> **What the exercise asks**
Repeat the material below word for word and leave out all pictures.

> **Supplied data**
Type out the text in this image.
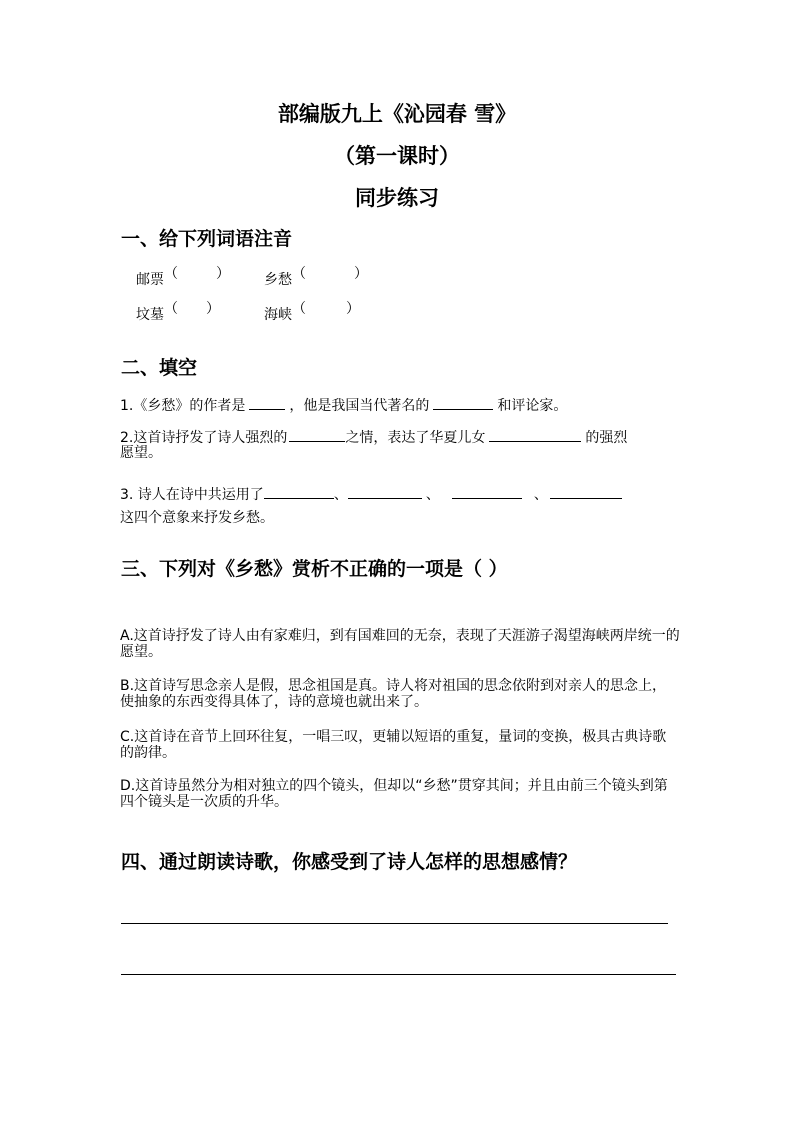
部编版九上《沁园春 雪》
（第一课时）
同步练习
一、给下列词语注音
邮票 （	） 乡愁 （	）
坟墓 （ ）	海峡 （	）
二、填空
1.《乡愁》的作者是	，他是我国当代著名的	和评论家。
2.这首诗抒发了诗人强烈的	之情，表达了华夏儿女	的强烈
愿望。
3. 诗人在诗中共运用了	、	、	、
这四个意象来抒发乡愁。
三、下列对《乡愁》赏析不正确的一项是（ ）
A.这首诗抒发了诗人由有家难归，到有国难回的无奈，表现了天涯游子渴望海峡两岸统一的愿望。
B.这首诗写思念亲人是假，思念祖国是真。诗人将对祖国的思念依附到对亲人的思念上，使抽象的东西变得具体了，诗的意境也就出来了。
C.这首诗在音节上回环往复，一唱三叹，更辅以短语的重复，量词的变换，极具古典诗歌的韵律。
D.这首诗虽然分为相对独立的四个镜头，但却以“乡愁”贯穿其间；并且由前三个镜头到第四个镜头是一次质的升华。
四、通过朗读诗歌，你感受到了诗人怎样的思想感情？
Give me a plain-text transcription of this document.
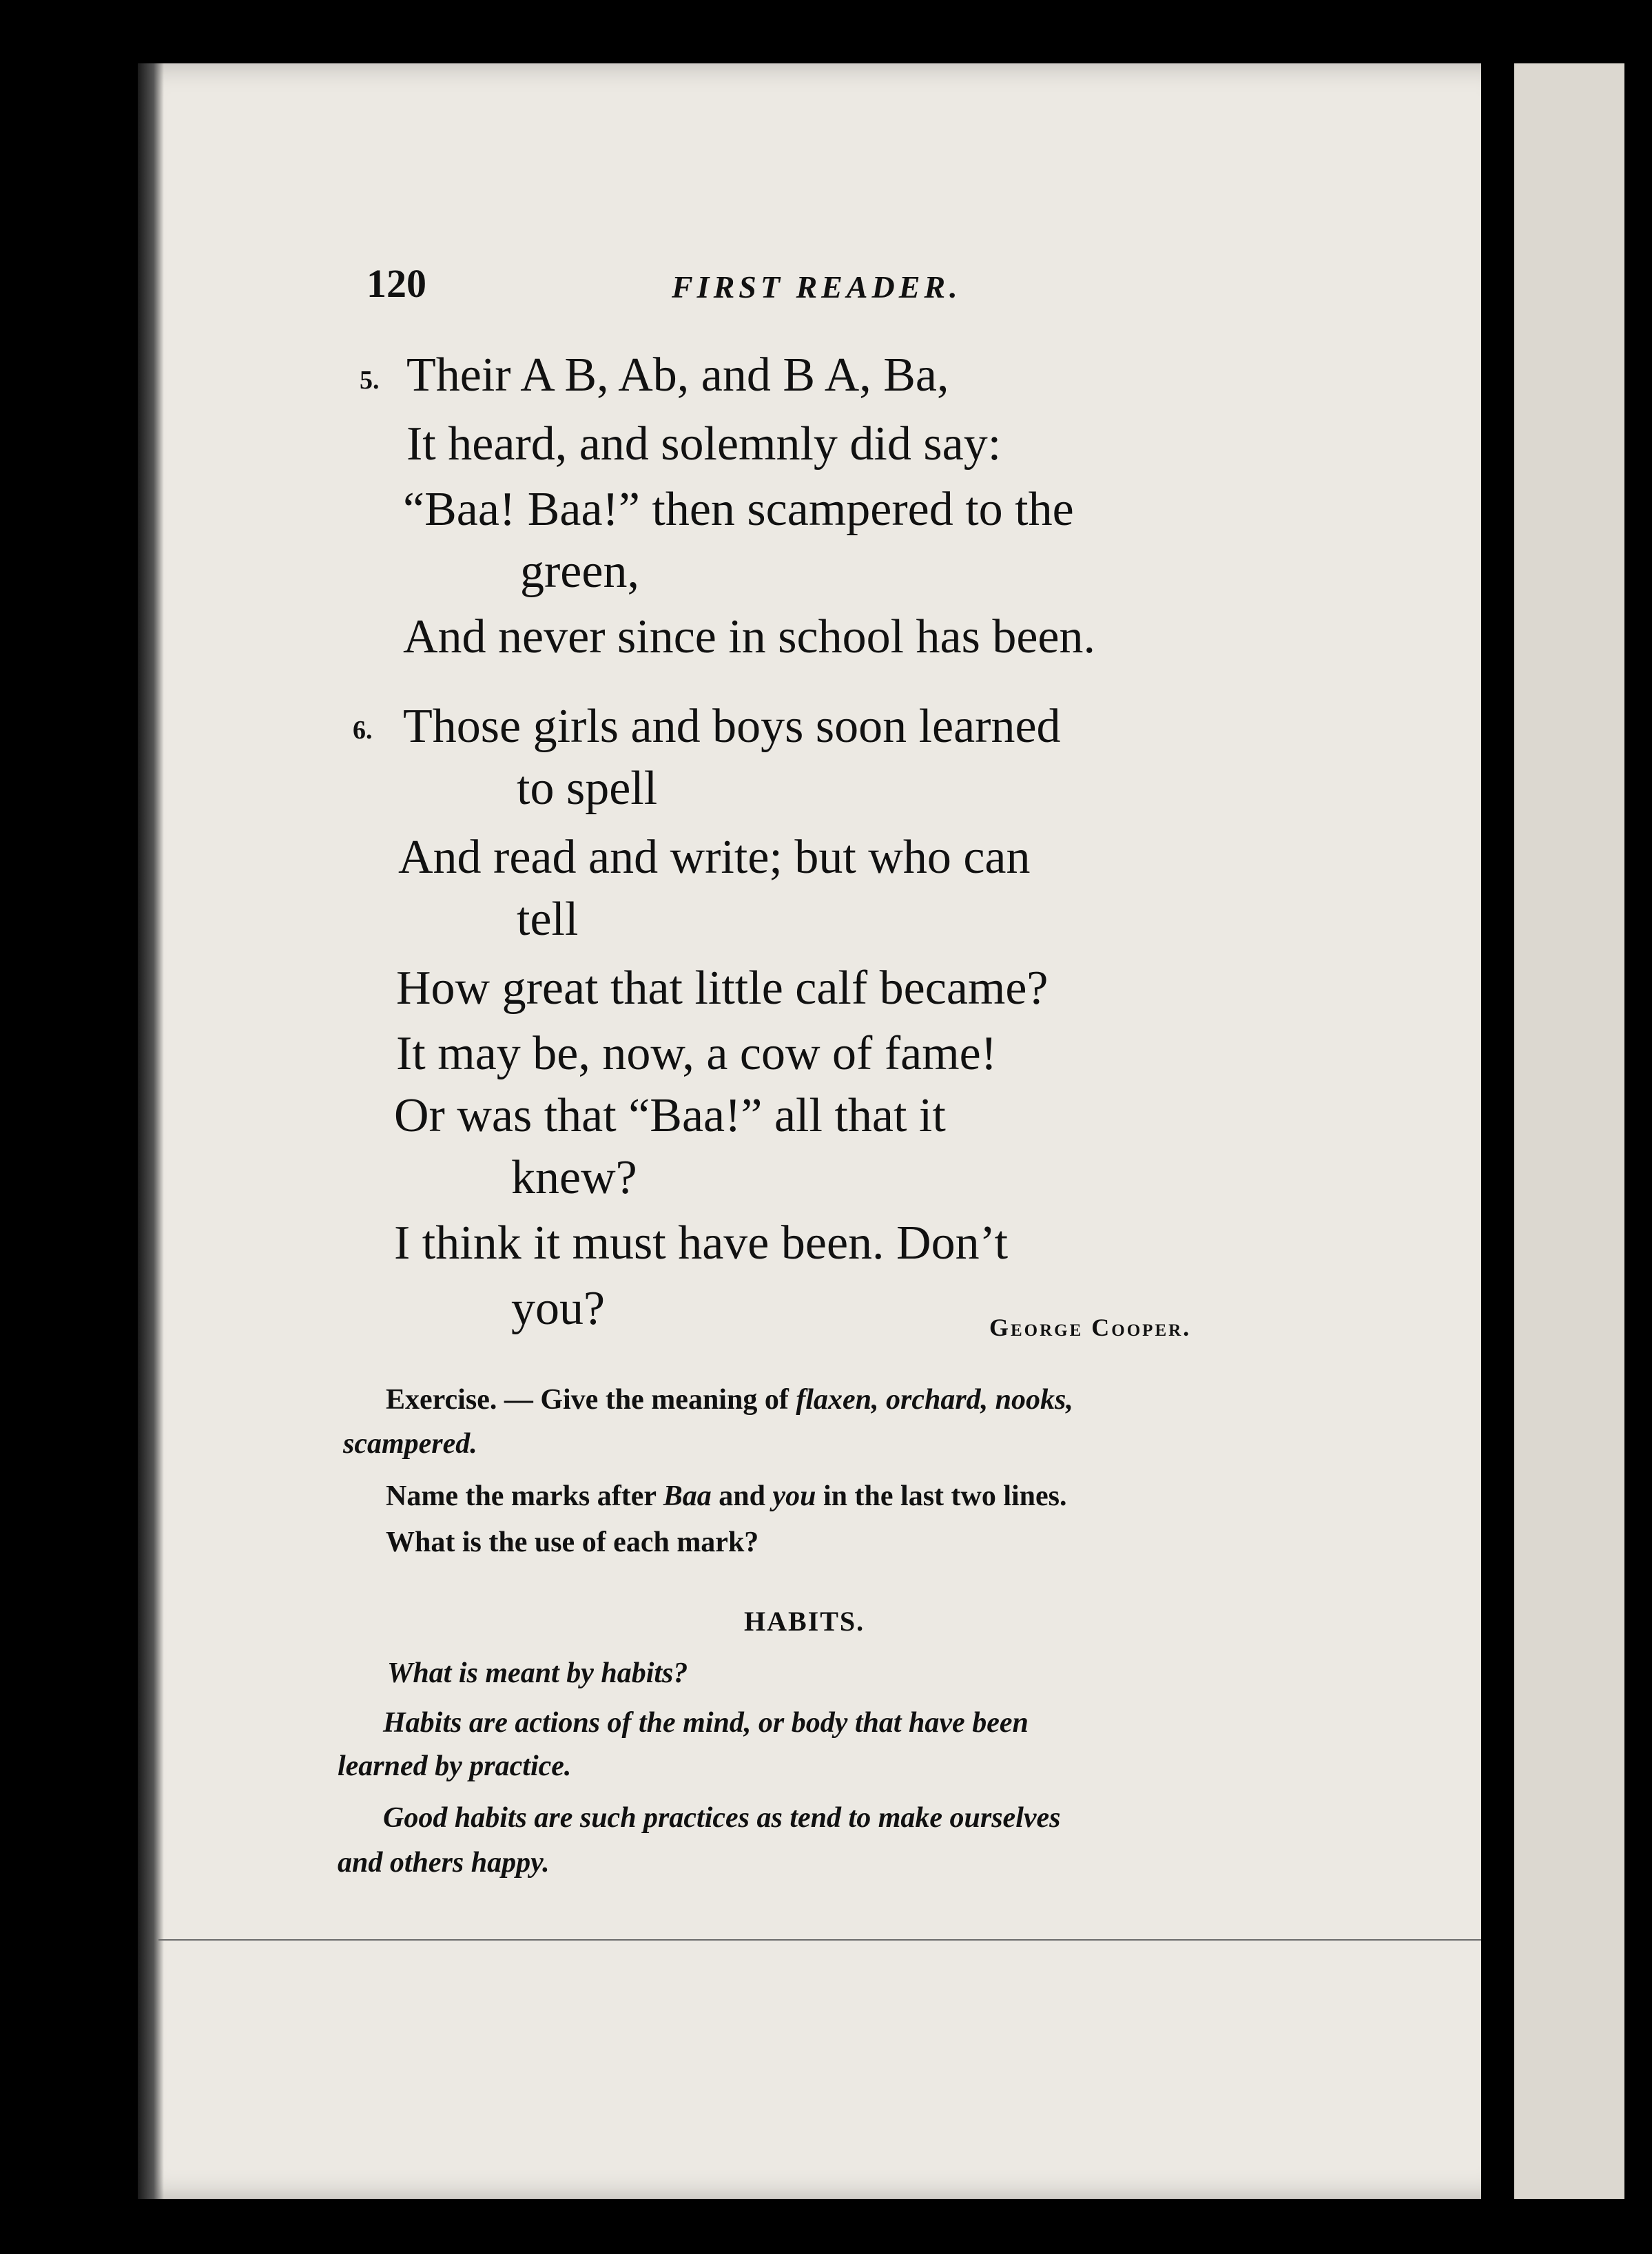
120	FIRST READER.
5. Their A B, Ab, and B A, Ba,
It heard, and solemnly did say:
“Baa! Baa!” then scampered to the
green,
And never since in school has been.
6. Those girls and boys soon learned
to spell
And read and write; but who can
tell
How great that little calf became?
It may be, now, a cow of fame!
Or was that “Baa!” all that it
knew?
I think it must have been. Don’t
you?	George Cooper.
Exercise. — Give the meaning of flaxen, orchard, nooks,
scampered.
Name the marks after Baa and you in the last two lines.
What is the use of each mark?
HABITS.
What is meant by habits?
Habits are actions of the mind, or body that have been
learned by practice.
Good habits are such practices as tend to make ourselves
and others happy.
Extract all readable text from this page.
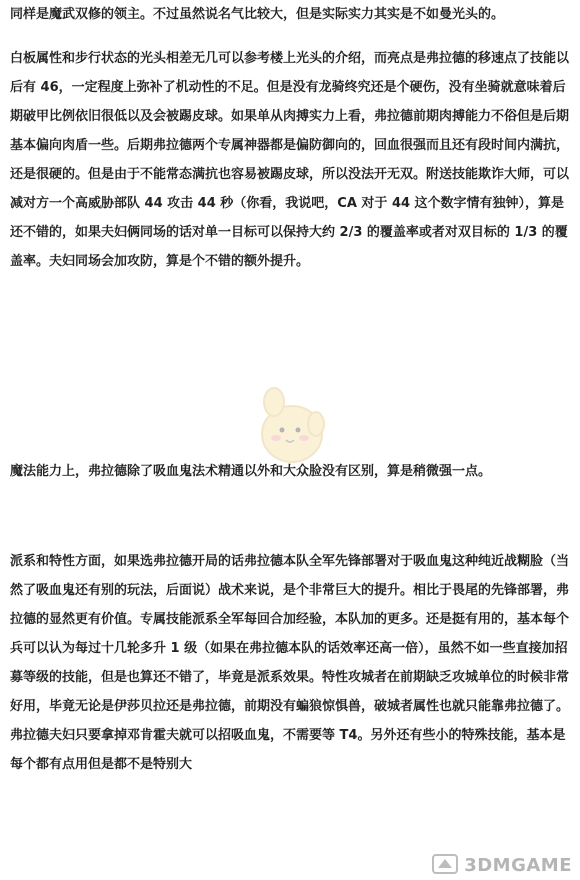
同样是魔武双修的领主。不过虽然说名气比较大，但是实际实力其实是不如曼光头的。

白板属性和步行状态的光头相差无几可以参考楼上光头的介绍，而亮点是弗拉德的移速点了技能以后有 46，一定程度上弥补了机动性的不足。但是没有龙骑终究还是个硬伤，没有坐骑就意味着后期破甲比例依旧很低以及会被踢皮球。如果单从肉搏实力上看，弗拉德前期肉搏能力不俗但是后期基本偏向肉盾一些。后期弗拉德两个专属神器都是偏防御向的，回血很强而且还有段时间内满抗，还是很硬的。但是由于不能常态满抗也容易被踢皮球，所以没法开无双。附送技能欺诈大师，可以减对方一个高威胁部队 44 攻击 44 秒（你看，我说吧，CA 对于 44 这个数字情有独钟），算是还不错的，如果夫妇俩同场的话对单一目标可以保持大约 2/3 的覆盖率或者对双目标的 1/3 的覆盖率。夫妇同场会加攻防，算是个不错的额外提升。

魔法能力上，弗拉德除了吸血鬼法术精通以外和大众脸没有区别，算是稍微强一点。

派系和特性方面，如果选弗拉德开局的话弗拉德本队全军先锋部署对于吸血鬼这种纯近战糊脸（当然了吸血鬼还有别的玩法，后面说）战术来说，是个非常巨大的提升。相比于畏尾的先锋部署，弗拉德的显然更有价值。专属技能派系全军每回合加经验，本队加的更多。还是挺有用的，基本每个兵可以认为每过十几轮多升 1 级（如果在弗拉德本队的话效率还高一倍），虽然不如一些直接加招募等级的技能，但是也算还不错了，毕竟是派系效果。特性攻城者在前期缺乏攻城单位的时候非常好用，毕竟无论是伊莎贝拉还是弗拉德，前期没有蝙狼惊惧兽，破城者属性也就只能靠弗拉德了。弗拉德夫妇只要拿掉邓肯霍夫就可以招吸血鬼，不需要等 T4。另外还有些小的特殊技能，基本是每个都有点用但是都不是特别大

3DMGAME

> **Exercise output**
Type out the text in this image.
部编版九上《沁园春 雪》
（第一课时）
同步练习
一、给下列词语注音
邮票 （	） 乡愁 （	）
坟墓 （ ）	海峡 （	）
二、填空
1.《乡愁》的作者是	，他是我国当代著名的	和评论家。
2.这首诗抒发了诗人强烈的	之情，表达了华夏儿女	的强烈
愿望。
3. 诗人在诗中共运用了	、	、	、
这四个意象来抒发乡愁。
三、下列对《乡愁》赏析不正确的一项是（ ）
A.这首诗抒发了诗人由有家难归，到有国难回的无奈，表现了天涯游子渴望海峡两岸统一的愿望。
B.这首诗写思念亲人是假，思念祖国是真。诗人将对祖国的思念依附到对亲人的思念上，使抽象的东西变得具体了，诗的意境也就出来了。
C.这首诗在音节上回环往复，一唱三叹，更辅以短语的重复，量词的变换，极具古典诗歌的韵律。
D.这首诗虽然分为相对独立的四个镜头，但却以“乡愁”贯穿其间；并且由前三个镜头到第四个镜头是一次质的升华。
四、通过朗读诗歌，你感受到了诗人怎样的思想感情？
Give me a plain-text transcription of this document.
120	FIRST READER.
5. Their A B, Ab, and B A, Ba,
It heard, and solemnly did say:
“Baa! Baa!” then scampered to the
green,
And never since in school has been.
6. Those girls and boys soon learned
to spell
And read and write; but who can
tell
How great that little calf became?
It may be, now, a cow of fame!
Or was that “Baa!” all that it
knew?
I think it must have been. Don’t
you?	George Cooper.
Exercise. — Give the meaning of flaxen, orchard, nooks,
scampered.
Name the marks after Baa and you in the last two lines.
What is the use of each mark?
HABITS.
What is meant by habits?
Habits are actions of the mind, or body that have been
learned by practice.
Good habits are such practices as tend to make ourselves
and others happy.
Extract all readable text from this page.
同样是魔武双修的领主。不过虽然说名气比较大，但是实际实力其实是不如曼光头的。

白板属性和步行状态的光头相差无几可以参考楼上光头的介绍，而亮点是弗拉德的移速点了技能以后有 46，一定程度上弥补了机动性的不足。但是没有龙骑终究还是个硬伤，没有坐骑就意味着后期破甲比例依旧很低以及会被踢皮球。如果单从肉搏实力上看，弗拉德前期肉搏能力不俗但是后期基本偏向肉盾一些。后期弗拉德两个专属神器都是偏防御向的，回血很强而且还有段时间内满抗，还是很硬的。但是由于不能常态满抗也容易被踢皮球，所以没法开无双。附送技能欺诈大师，可以减对方一个高威胁部队 44 攻击 44 秒（你看，我说吧，CA 对于 44 这个数字情有独钟），算是还不错的，如果夫妇俩同场的话对单一目标可以保持大约 2/3 的覆盖率或者对双目标的 1/3 的覆盖率。夫妇同场会加攻防，算是个不错的额外提升。

魔法能力上，弗拉德除了吸血鬼法术精通以外和大众脸没有区别，算是稍微强一点。

派系和特性方面，如果选弗拉德开局的话弗拉德本队全军先锋部署对于吸血鬼这种纯近战糊脸（当然了吸血鬼还有别的玩法，后面说）战术来说，是个非常巨大的提升。相比于畏尾的先锋部署，弗拉德的显然更有价值。专属技能派系全军每回合加经验，本队加的更多。还是挺有用的，基本每个兵可以认为每过十几轮多升 1 级（如果在弗拉德本队的话效率还高一倍），虽然不如一些直接加招募等级的技能，但是也算还不错了，毕竟是派系效果。特性攻城者在前期缺乏攻城单位的时候非常好用，毕竟无论是伊莎贝拉还是弗拉德，前期没有蝙狼惊惧兽，破城者属性也就只能靠弗拉德了。弗拉德夫妇只要拿掉邓肯霍夫就可以招吸血鬼，不需要等 T4。另外还有些小的特殊技能，基本是每个都有点用但是都不是特别大

3DMGAME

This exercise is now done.